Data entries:

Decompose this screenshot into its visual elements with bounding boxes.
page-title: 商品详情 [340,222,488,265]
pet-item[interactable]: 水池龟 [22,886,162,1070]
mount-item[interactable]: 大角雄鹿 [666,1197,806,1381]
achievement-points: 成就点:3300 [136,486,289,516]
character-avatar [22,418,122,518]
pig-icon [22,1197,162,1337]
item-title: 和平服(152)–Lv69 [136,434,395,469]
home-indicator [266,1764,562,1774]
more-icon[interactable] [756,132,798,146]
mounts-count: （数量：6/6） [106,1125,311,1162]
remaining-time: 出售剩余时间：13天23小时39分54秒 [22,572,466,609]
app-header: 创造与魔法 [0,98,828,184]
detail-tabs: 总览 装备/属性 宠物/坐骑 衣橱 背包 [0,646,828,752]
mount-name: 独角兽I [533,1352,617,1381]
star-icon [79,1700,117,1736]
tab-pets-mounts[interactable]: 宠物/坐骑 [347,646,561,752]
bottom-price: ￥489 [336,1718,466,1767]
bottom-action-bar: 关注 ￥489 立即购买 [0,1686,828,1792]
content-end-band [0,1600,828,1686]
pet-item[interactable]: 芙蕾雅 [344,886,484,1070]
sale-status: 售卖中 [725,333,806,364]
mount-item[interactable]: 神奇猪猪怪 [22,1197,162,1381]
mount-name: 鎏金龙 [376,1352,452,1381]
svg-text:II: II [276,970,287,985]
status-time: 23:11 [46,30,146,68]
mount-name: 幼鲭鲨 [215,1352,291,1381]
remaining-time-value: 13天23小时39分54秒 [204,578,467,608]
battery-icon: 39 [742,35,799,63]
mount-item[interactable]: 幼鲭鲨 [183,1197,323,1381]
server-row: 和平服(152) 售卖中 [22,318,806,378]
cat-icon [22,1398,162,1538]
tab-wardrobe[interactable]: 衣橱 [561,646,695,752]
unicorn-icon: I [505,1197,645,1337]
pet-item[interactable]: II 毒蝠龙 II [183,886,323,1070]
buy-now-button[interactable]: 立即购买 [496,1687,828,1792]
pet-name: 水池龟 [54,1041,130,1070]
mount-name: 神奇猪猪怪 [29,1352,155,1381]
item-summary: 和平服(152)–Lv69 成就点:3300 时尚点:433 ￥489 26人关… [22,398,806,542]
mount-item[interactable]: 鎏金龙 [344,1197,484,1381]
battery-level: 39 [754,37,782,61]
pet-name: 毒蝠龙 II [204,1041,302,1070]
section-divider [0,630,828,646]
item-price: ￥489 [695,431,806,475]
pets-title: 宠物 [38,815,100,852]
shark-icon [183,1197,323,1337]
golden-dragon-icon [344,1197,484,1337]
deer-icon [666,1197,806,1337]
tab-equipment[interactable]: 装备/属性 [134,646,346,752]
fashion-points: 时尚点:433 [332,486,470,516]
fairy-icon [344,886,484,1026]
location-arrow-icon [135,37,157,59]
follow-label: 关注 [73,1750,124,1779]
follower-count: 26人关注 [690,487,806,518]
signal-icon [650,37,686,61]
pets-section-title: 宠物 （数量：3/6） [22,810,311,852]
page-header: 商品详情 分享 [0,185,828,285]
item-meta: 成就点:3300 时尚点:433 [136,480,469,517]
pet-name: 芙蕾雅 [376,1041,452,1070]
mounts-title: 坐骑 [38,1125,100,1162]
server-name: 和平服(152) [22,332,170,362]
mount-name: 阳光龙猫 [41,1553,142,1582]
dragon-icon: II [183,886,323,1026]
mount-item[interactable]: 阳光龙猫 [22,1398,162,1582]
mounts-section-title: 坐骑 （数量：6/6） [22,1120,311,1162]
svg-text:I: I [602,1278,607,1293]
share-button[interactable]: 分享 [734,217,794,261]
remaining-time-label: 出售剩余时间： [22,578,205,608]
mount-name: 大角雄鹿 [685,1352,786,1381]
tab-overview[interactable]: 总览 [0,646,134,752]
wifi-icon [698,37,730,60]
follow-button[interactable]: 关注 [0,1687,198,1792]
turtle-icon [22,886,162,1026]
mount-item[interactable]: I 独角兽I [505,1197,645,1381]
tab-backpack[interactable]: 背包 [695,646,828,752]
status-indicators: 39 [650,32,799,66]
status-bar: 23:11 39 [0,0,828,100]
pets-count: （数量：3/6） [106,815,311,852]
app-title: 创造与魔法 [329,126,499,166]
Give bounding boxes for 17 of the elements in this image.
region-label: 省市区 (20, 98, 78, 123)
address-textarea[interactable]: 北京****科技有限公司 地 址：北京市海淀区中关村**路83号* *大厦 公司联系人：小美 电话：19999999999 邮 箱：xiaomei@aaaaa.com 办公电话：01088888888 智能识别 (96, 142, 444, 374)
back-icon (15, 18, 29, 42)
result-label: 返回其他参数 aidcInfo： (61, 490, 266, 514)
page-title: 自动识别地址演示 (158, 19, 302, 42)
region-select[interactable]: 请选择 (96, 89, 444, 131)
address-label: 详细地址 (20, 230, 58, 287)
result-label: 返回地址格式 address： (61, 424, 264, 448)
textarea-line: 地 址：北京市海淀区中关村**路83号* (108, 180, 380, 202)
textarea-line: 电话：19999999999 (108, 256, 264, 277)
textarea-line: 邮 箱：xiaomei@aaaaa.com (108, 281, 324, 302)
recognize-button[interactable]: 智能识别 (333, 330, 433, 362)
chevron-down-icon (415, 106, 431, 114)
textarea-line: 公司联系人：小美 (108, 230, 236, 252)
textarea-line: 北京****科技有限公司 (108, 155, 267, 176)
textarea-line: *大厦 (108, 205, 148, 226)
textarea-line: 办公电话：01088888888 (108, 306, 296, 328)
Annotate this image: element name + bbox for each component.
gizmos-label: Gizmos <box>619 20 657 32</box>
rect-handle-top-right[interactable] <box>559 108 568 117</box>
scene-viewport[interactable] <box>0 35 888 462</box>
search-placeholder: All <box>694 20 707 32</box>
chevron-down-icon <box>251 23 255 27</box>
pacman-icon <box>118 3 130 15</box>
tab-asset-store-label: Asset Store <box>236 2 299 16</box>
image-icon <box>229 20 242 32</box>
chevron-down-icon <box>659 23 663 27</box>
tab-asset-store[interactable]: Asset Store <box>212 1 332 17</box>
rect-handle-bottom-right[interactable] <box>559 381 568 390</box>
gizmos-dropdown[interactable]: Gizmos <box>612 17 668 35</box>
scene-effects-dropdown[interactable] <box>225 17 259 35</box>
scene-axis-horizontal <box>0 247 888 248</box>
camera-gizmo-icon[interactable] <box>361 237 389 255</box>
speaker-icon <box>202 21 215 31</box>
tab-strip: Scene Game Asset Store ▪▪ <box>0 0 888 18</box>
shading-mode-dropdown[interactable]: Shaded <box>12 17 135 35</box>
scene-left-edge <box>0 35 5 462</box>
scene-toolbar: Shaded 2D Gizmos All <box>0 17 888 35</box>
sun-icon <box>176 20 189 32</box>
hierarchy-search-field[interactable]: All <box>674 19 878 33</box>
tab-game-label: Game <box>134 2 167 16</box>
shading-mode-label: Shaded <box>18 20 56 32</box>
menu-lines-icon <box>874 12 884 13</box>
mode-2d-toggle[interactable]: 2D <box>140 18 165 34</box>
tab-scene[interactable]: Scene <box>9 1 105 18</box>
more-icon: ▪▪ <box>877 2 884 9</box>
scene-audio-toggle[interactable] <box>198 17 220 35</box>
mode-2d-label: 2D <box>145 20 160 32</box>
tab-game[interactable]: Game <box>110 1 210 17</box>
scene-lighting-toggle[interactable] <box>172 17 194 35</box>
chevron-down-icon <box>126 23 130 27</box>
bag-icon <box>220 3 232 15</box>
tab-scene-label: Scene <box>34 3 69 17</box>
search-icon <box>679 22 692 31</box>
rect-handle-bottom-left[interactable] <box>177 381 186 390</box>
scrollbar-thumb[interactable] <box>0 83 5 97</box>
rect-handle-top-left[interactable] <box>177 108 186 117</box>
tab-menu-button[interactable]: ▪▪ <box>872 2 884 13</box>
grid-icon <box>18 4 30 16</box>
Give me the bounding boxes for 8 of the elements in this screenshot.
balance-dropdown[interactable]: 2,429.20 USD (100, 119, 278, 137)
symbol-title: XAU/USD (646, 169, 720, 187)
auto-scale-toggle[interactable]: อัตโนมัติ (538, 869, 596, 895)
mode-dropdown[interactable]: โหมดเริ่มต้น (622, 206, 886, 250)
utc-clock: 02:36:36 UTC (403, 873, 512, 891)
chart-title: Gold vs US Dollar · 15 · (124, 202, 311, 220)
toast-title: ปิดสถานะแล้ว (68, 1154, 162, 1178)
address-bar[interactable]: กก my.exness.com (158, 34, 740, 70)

> **JOB**: Present the material as a numbered list, from its first line through the line containing "battery-icon: 39 [742,35,799,63]", both ends included and blank lines omitted.

> **ANSWER TO THIS EXERCISE**:
1. Decompose this screenshot into its visual elements with bounding boxes.
2. page-title: 商品详情 [340,222,488,265]
3. pet-item[interactable]: 水池龟 [22,886,162,1070]
4. mount-item[interactable]: 大角雄鹿 [666,1197,806,1381]
5. achievement-points: 成就点:3300 [136,486,289,516]
6. character-avatar [22,418,122,518]
7. pig-icon [22,1197,162,1337]
8. item-title: 和平服(152)–Lv69 [136,434,395,469]
9. home-indicator [266,1764,562,1774]
10. more-icon[interactable] [756,132,798,146]
11. mounts-count: （数量：6/6） [106,1125,311,1162]
12. remaining-time: 出售剩余时间：13天23小时39分54秒 [22,572,466,609]
13. app-header: 创造与魔法 [0,98,828,184]
14. detail-tabs: 总览 装备/属性 宠物/坐骑 衣橱 背包 [0,646,828,752]
15. mount-name: 独角兽I [533,1352,617,1381]
16. star-icon [79,1700,117,1736]
17. tab-pets-mounts[interactable]: 宠物/坐骑 [347,646,561,752]
18. bottom-price: ￥489 [336,1718,466,1767]
19. bottom-action-bar: 关注 ￥489 立即购买 [0,1686,828,1792]
20. content-end-band [0,1600,828,1686]
21. pet-item[interactable]: 芙蕾雅 [344,886,484,1070]
22. sale-status: 售卖中 [725,333,806,364]
23. mount-item[interactable]: 神奇猪猪怪 [22,1197,162,1381]
24. mount-name: 鎏金龙 [376,1352,452,1381]
25. svg-text:II: II [276,970,287,985]
26. status-time: 23:11 [46,30,146,68]
27. mount-name: 幼鲭鲨 [215,1352,291,1381]
28. remaining-time-value: 13天23小时39分54秒 [204,578,467,608]
29. battery-icon: 39 [742,35,799,63]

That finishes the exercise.